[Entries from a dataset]
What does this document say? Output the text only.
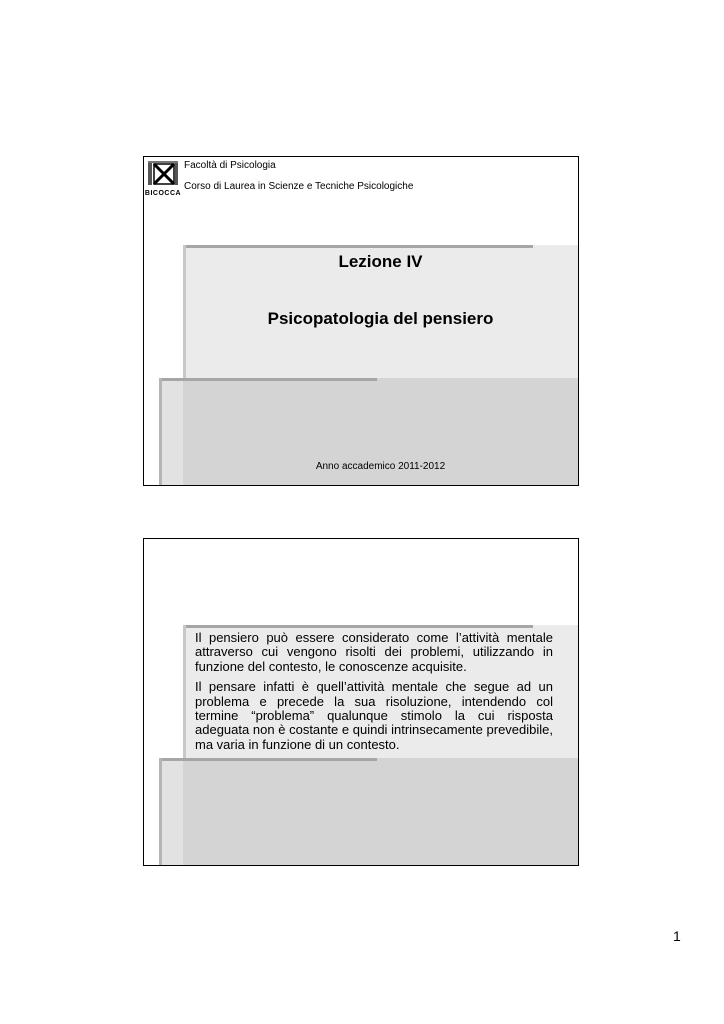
BICOCCA
Facoltà di Psicologia
Corso di Laurea in Scienze e Tecniche Psicologiche
Lezione IV
Psicopatologia del pensiero
Anno accademico 2011-2012

Il pensiero può essere considerato come l’attività mentale attraverso cui vengono risolti dei problemi, utilizzando in funzione del contesto, le conoscenze acquisite.

Il pensare infatti è quell’attività mentale che segue ad un problema e precede la sua risoluzione, intendendo col termine “problema” qualunque stimolo la cui risposta adeguata non è costante e quindi intrinsecamente prevedibile, ma varia in funzione di un contesto.

1
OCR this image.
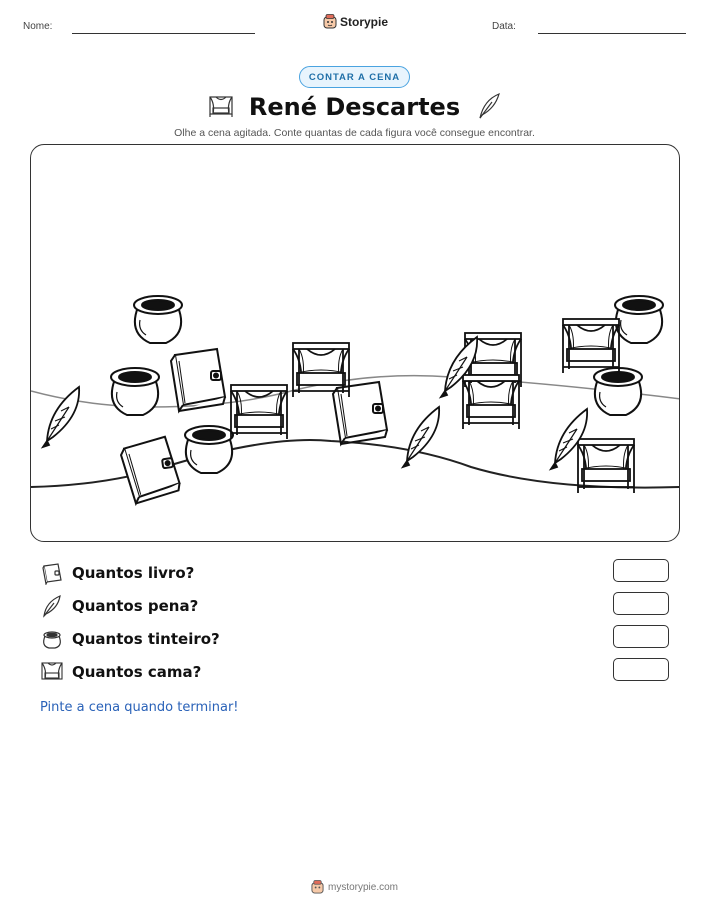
Nome:	Storypie	Data:
CONTAR A CENA
René Descartes
Olhe a cena agitada. Conte quantas de cada figura você consegue encontrar.
Quantos livro?
Quantos pena?
Quantos tinteiro?
Quantos cama?
Pinte a cena quando terminar!
mystorypie.com
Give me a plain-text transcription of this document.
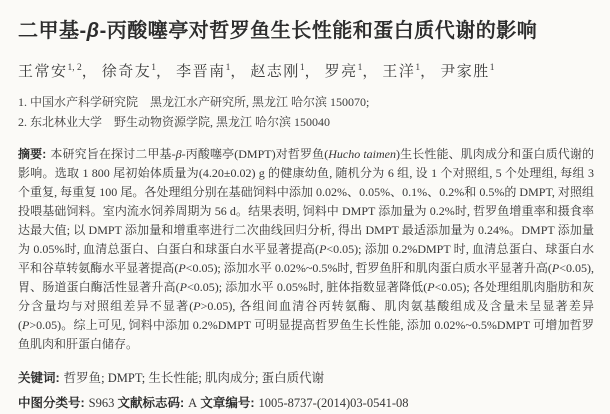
二甲基-β-丙酸噻亭对哲罗鱼生长性能和蛋白质代谢的影响
王常安$^{1, 2}$， 徐奇友$^1$， 李晋南$^1$， 赵志刚$^1$， 罗亮$^1$， 王洋$^1$， 尹家胜$^1$
1. 中国水产科学研究院　黑龙江水产研究所, 黑龙江 哈尔滨 150070;
2. 东北林业大学　野生动物资源学院, 黑龙江 哈尔滨 150040
摘要: 本研究旨在探讨二甲基-β-丙酸噻亭(DMPT)对哲罗鱼(Hucho taimen)生长性能、肌肉成分和蛋白质代谢的影响。选取 1 800 尾初始体质量为(4.20±0.02) g 的健康幼鱼, 随机分为 6 组, 设 1 个对照组, 5 个处理组, 每组 3 个重复, 每重复 100 尾。各处理组分别在基础饲料中添加 0.02%、0.05%、0.1%、0.2%和 0.5%的 DMPT, 对照组投喂基础饲料。室内流水饲养周期为 56 d。结果表明, 饲料中 DMPT 添加量为 0.2%时, 哲罗鱼增重率和摄食率达最大值; 以 DMPT 添加量和增重率进行二次曲线回归分析, 得出 DMPT 最适添加量为 0.24%。DMPT 添加量为 0.05%时, 血清总蛋白、白蛋白和球蛋白水平显著提高(P<0.05); 添加 0.2%DMPT 时, 血清总蛋白、球蛋白水平和谷草转氨酶水平显著提高(P<0.05); 添加水平 0.02%~0.5%时, 哲罗鱼肝和肌肉蛋白质水平显著升高(P<0.05), 胃、肠道蛋白酶活性显著升高(P<0.05); 添加水平 0.05%时, 脏体指数显著降低(P<0.05); 各处理组肌肉脂肪和灰分含量均与对照组差异不显著(P>0.05), 各组间血清谷丙转氨酶、肌肉氨基酸组成及含量未呈显著差异(P>0.05)。综上可见, 饲料中添加 0.2%DMPT 可明显提高哲罗鱼生长性能, 添加 0.02%~0.5%DMPT 可增加哲罗鱼肌肉和肝蛋白储存。
关键词: 哲罗鱼; DMPT; 生长性能; 肌肉成分; 蛋白质代谢
中图分类号: S963 文献标志码: A 文章编号: 1005-8737-(2014)03-0541-08
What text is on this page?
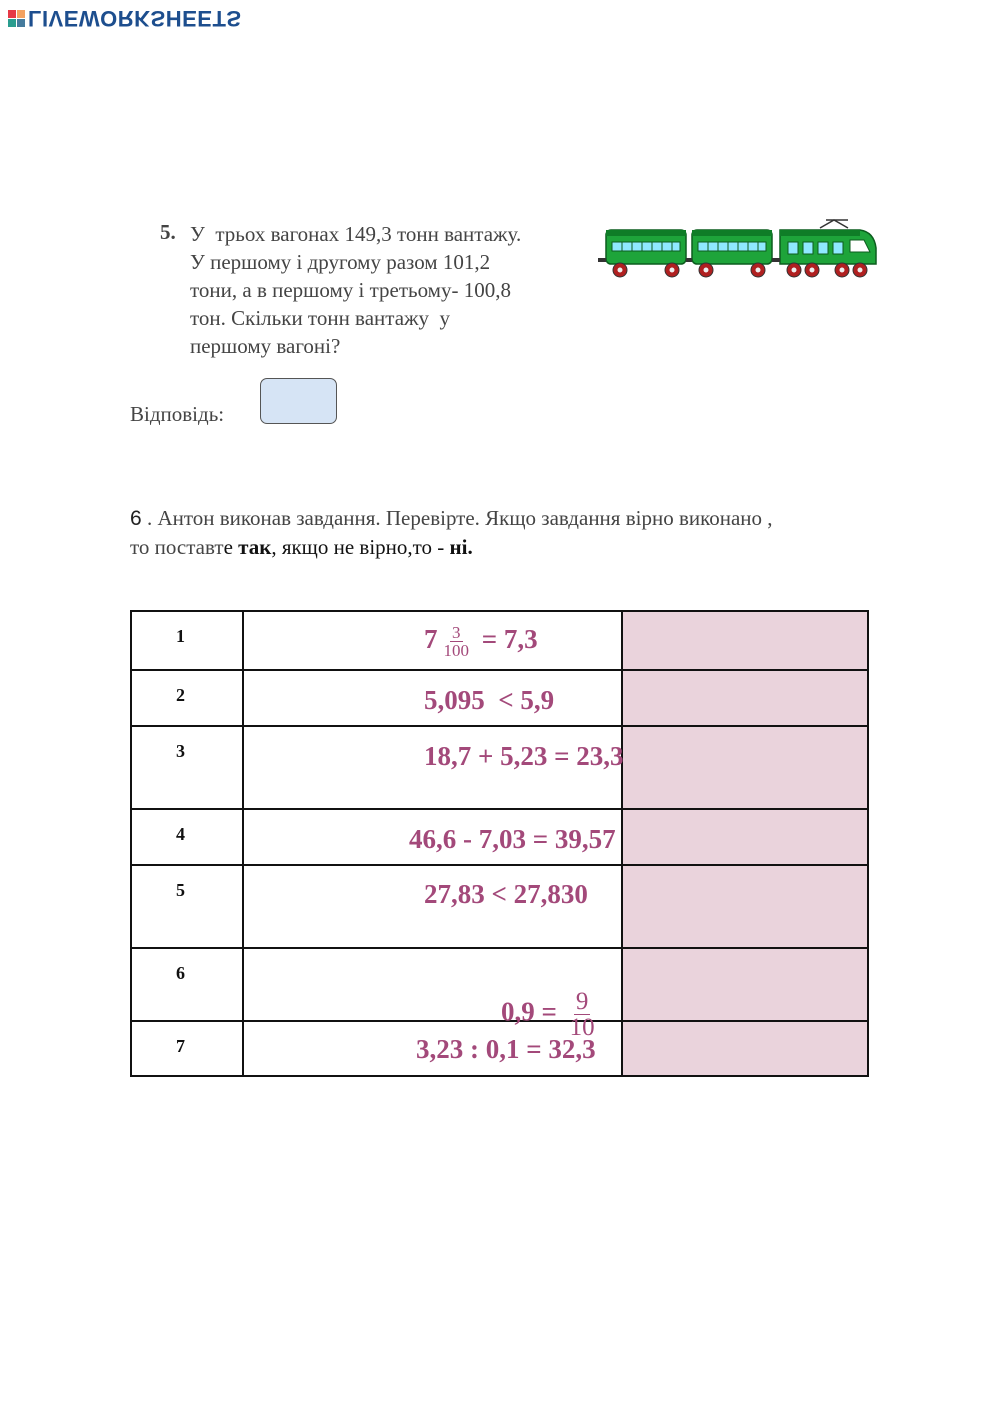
LIVEWORKSHEETS
5. У  трьох вагонах 149,3 тонн вантажу.
У першому і другому разом 101,2
тони, а в першому і третьому- 100,8
тон. Скільки тонн вантажу  у
першому вагоні?
Відповідь:
6 . Антон виконав завдання. Перевірте. Якщо завдання вірно виконано ,
то поставте так, якщо не вірно,то - ні.
1	$7 \frac{3}{100} = 7,3$	

2	5,095  < 5,9	

3	18,7 + 5,23 = 23,3	

4	46,6 - 7,03 = 39,57	

5	27,83 < 27,830	

6	$0,9 = \frac{9}{10}$

7	3,23 : 0,1 = 32,3	
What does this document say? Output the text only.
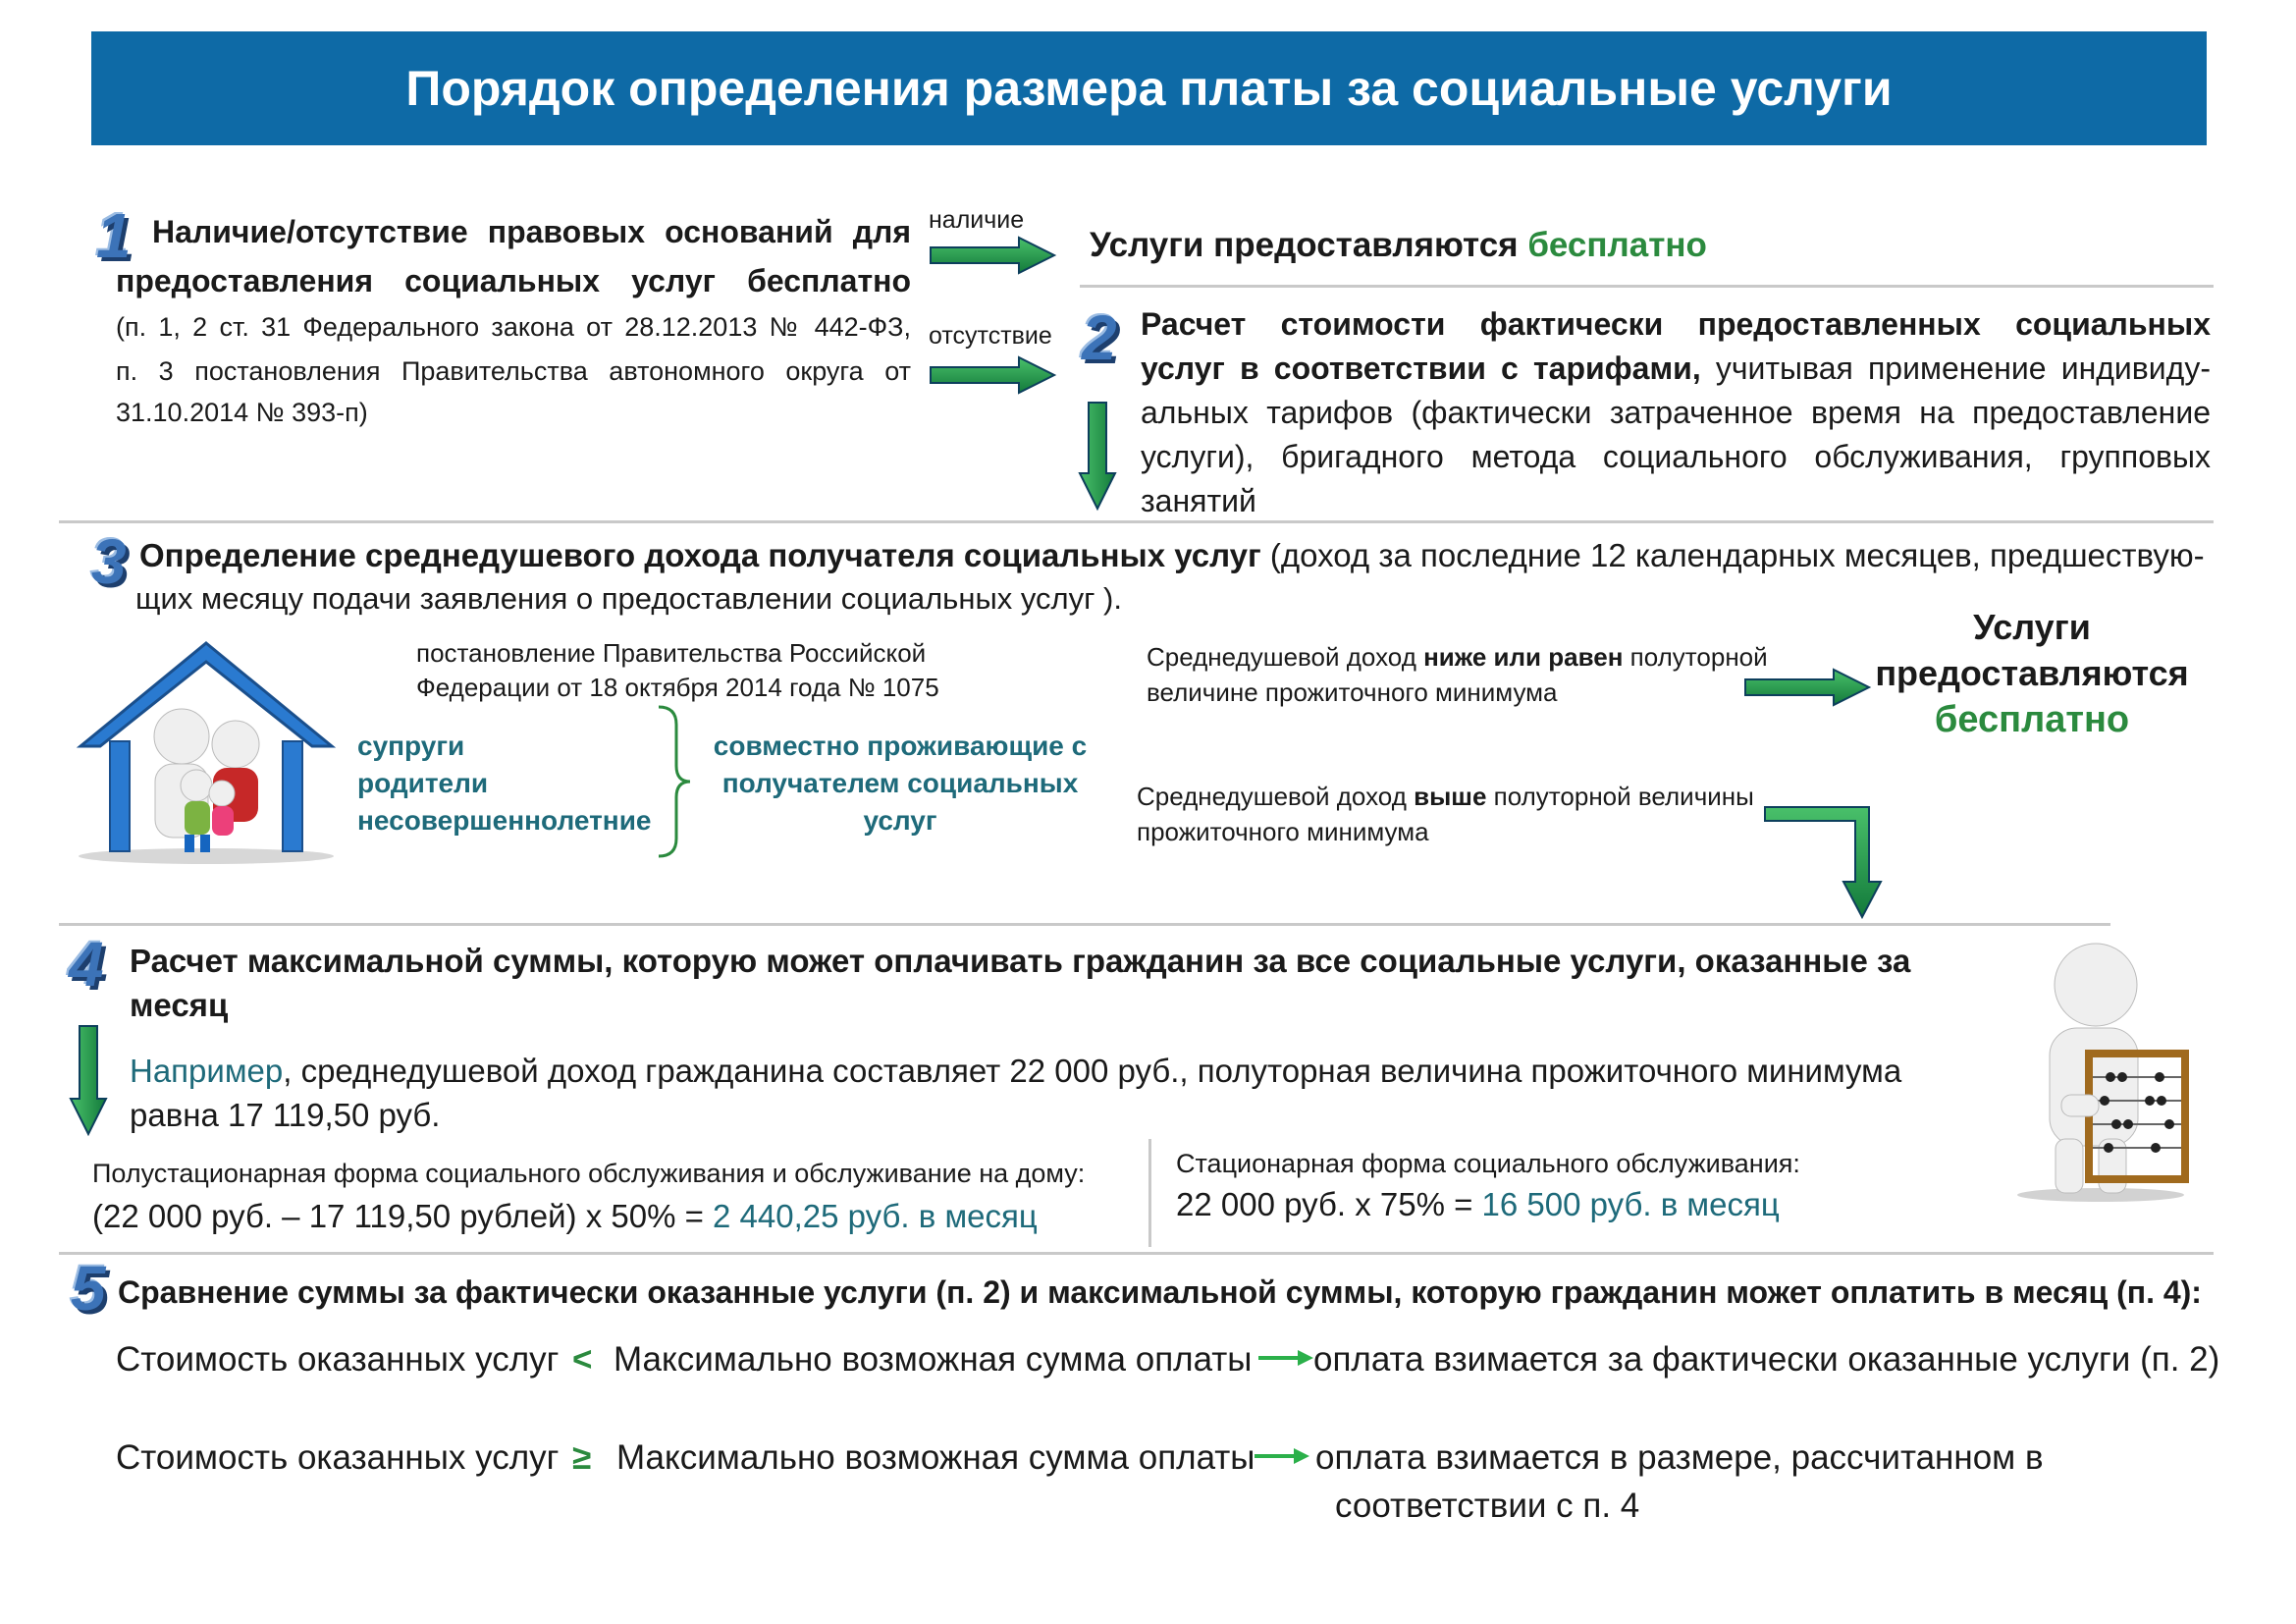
Порядок определения размера платы за социальные услуги
1 Наличие/отсутствие правовых оснований для
предоставления социальных услуг бесплатно
(п. 1, 2 ст. 31 Федерального закона от 28.12.2013 № 442-ФЗ,
п. 3 постановления Правительства автономного округа от
31.10.2014 № 393-п)
наличие
Услуги предоставляются бесплатно
отсутствие 2 Расчет стоимости фактически предоставленных социальных
услуг в соответствии с тарифами, учитывая применение индивиду-
альных тарифов (фактически затраченное время на предоставление
услуги), бригадного метода социального обслуживания, групповых
занятий
3 Определение среднедушевого дохода получателя социальных услуг (доход за последние 12 календарных месяцев, предшествую-
щих месяцу подачи заявления о предоставлении социальных услуг ).
постановление Правительства Российской
Федерации от 18 октября 2014 года № 1075
супруги
родители
несовершеннолетние
совместно проживающие с
получателем социальных
услуг
Среднедушевой доход ниже или равен полуторной
величине прожиточного минимума
Услуги
предоставляются
бесплатно
Среднедушевой доход выше полуторной величины
прожиточного минимума
4 Расчет максимальной суммы, которую может оплачивать гражданин за все социальные услуги, оказанные за
месяц
Например, среднедушевой доход гражданина составляет 22 000 руб., полуторная величина прожиточного минимума
равна 17 119,50 руб.
Полустационарная форма социального обслуживания и обслуживание на дому:
(22 000 руб. – 17 119,50 рублей) х 50% = 2 440,25 руб. в месяц
Стационарная форма социального обслуживания:
22 000 руб. х 75% = 16 500 руб. в месяц
5 Сравнение суммы за фактически оказанные услуги (п. 2) и максимальной суммы, которую гражданин может оплатить в месяц (п. 4):
Стоимость оказанных услуг < Максимально возможная сумма оплаты оплата взимается за фактически оказанные услуги (п. 2)
Стоимость оказанных услуг ≥ Максимально возможная сумма оплаты оплата взимается в размере, рассчитанном в
соответствии с п. 4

> _Goal_: Leave the pictures out and write out every entry exactly as given.

> _Correct response_:
What does this document say? Output the text only.
BICOCCA
Facoltà di Psicologia
Corso di Laurea in Scienze e Tecniche Psicologiche
Lezione IV
Psicopatologia del pensiero
Anno accademico 2011-2012

Il pensiero può essere considerato come l’attività mentale attraverso cui vengono risolti dei problemi, utilizzando in funzione del contesto, le conoscenze acquisite.

Il pensare infatti è quell’attività mentale che segue ad un problema e precede la sua risoluzione, intendendo col termine “problema” qualunque stimolo la cui risposta adeguata non è costante e quindi intrinsecamente prevedibile, ma varia in funzione di un contesto.

1
OCR this image.
Nome:	Storypie	Data:
CONTAR A CENA
René Descartes
Olhe a cena agitada. Conte quantas de cada figura você consegue encontrar.
Quantos livro?
Quantos pena?
Quantos tinteiro?
Quantos cama?
Pinte a cena quando terminar!
mystorypie.com
Give me a plain-text transcription of this document.
二甲基-β-丙酸噻亭对哲罗鱼生长性能和蛋白质代谢的影响
王常安$^{1, 2}$， 徐奇友$^1$， 李晋南$^1$， 赵志刚$^1$， 罗亮$^1$， 王洋$^1$， 尹家胜$^1$
1. 中国水产科学研究院　黑龙江水产研究所, 黑龙江 哈尔滨 150070;
2. 东北林业大学　野生动物资源学院, 黑龙江 哈尔滨 150040
摘要: 本研究旨在探讨二甲基-β-丙酸噻亭(DMPT)对哲罗鱼(Hucho taimen)生长性能、肌肉成分和蛋白质代谢的影响。选取 1 800 尾初始体质量为(4.20±0.02) g 的健康幼鱼, 随机分为 6 组, 设 1 个对照组, 5 个处理组, 每组 3 个重复, 每重复 100 尾。各处理组分别在基础饲料中添加 0.02%、0.05%、0.1%、0.2%和 0.5%的 DMPT, 对照组投喂基础饲料。室内流水饲养周期为 56 d。结果表明, 饲料中 DMPT 添加量为 0.2%时, 哲罗鱼增重率和摄食率达最大值; 以 DMPT 添加量和增重率进行二次曲线回归分析, 得出 DMPT 最适添加量为 0.24%。DMPT 添加量为 0.05%时, 血清总蛋白、白蛋白和球蛋白水平显著提高(P<0.05); 添加 0.2%DMPT 时, 血清总蛋白、球蛋白水平和谷草转氨酶水平显著提高(P<0.05); 添加水平 0.02%~0.5%时, 哲罗鱼肝和肌肉蛋白质水平显著升高(P<0.05), 胃、肠道蛋白酶活性显著升高(P<0.05); 添加水平 0.05%时, 脏体指数显著降低(P<0.05); 各处理组肌肉脂肪和灰分含量均与对照组差异不显著(P>0.05), 各组间血清谷丙转氨酶、肌肉氨基酸组成及含量未呈显著差异(P>0.05)。综上可见, 饲料中添加 0.2%DMPT 可明显提高哲罗鱼生长性能, 添加 0.02%~0.5%DMPT 可增加哲罗鱼肌肉和肝蛋白储存。
关键词: 哲罗鱼; DMPT; 生长性能; 肌肉成分; 蛋白质代谢
中图分类号: S963 文献标志码: A 文章编号: 1005-8737-(2014)03-0541-08
What text is on this page?
LIVEWORKSHEETS
5. У  трьох вагонах 149,3 тонн вантажу.
У першому і другому разом 101,2
тони, а в першому і третьому- 100,8
тон. Скільки тонн вантажу  у
першому вагоні?
Відповідь:
6 . Антон виконав завдання. Перевірте. Якщо завдання вірно виконано ,
то поставте так, якщо не вірно,то - ні.
1	$7 \frac{3}{100} = 7,3$	

2	5,095  < 5,9	

3	18,7 + 5,23 = 23,3	

4	46,6 - 7,03 = 39,57	

5	27,83 < 27,830	

6	$0,9 = \frac{9}{10}$

7	3,23 : 0,1 = 32,3	
What does this document say? Output the text only.
Порядок определения размера платы за социальные услуги
1 Наличие/отсутствие правовых оснований для
предоставления социальных услуг бесплатно
(п. 1, 2 ст. 31 Федерального закона от 28.12.2013 № 442-ФЗ,
п. 3 постановления Правительства автономного округа от
31.10.2014 № 393-п)
наличие
Услуги предоставляются бесплатно
отсутствие 2 Расчет стоимости фактически предоставленных социальных
услуг в соответствии с тарифами, учитывая применение индивиду-
альных тарифов (фактически затраченное время на предоставление
услуги), бригадного метода социального обслуживания, групповых
занятий
3 Определение среднедушевого дохода получателя социальных услуг (доход за последние 12 календарных месяцев, предшествую-
щих месяцу подачи заявления о предоставлении социальных услуг ).
постановление Правительства Российской
Федерации от 18 октября 2014 года № 1075
супруги
родители
несовершеннолетние
совместно проживающие с
получателем социальных
услуг
Среднедушевой доход ниже или равен полуторной
величине прожиточного минимума
Услуги
предоставляются
бесплатно
Среднедушевой доход выше полуторной величины
прожиточного минимума
4 Расчет максимальной суммы, которую может оплачивать гражданин за все социальные услуги, оказанные за
месяц
Например, среднедушевой доход гражданина составляет 22 000 руб., полуторная величина прожиточного минимума
равна 17 119,50 руб.
Полустационарная форма социального обслуживания и обслуживание на дому:
(22 000 руб. – 17 119,50 рублей) х 50% = 2 440,25 руб. в месяц
Стационарная форма социального обслуживания:
22 000 руб. х 75% = 16 500 руб. в месяц
5 Сравнение суммы за фактически оказанные услуги (п. 2) и максимальной суммы, которую гражданин может оплатить в месяц (п. 4):
Стоимость оказанных услуг < Максимально возможная сумма оплаты оплата взимается за фактически оказанные услуги (п. 2)
Стоимость оказанных услуг ≥ Максимально возможная сумма оплаты оплата взимается в размере, рассчитанном в
соответствии с п. 4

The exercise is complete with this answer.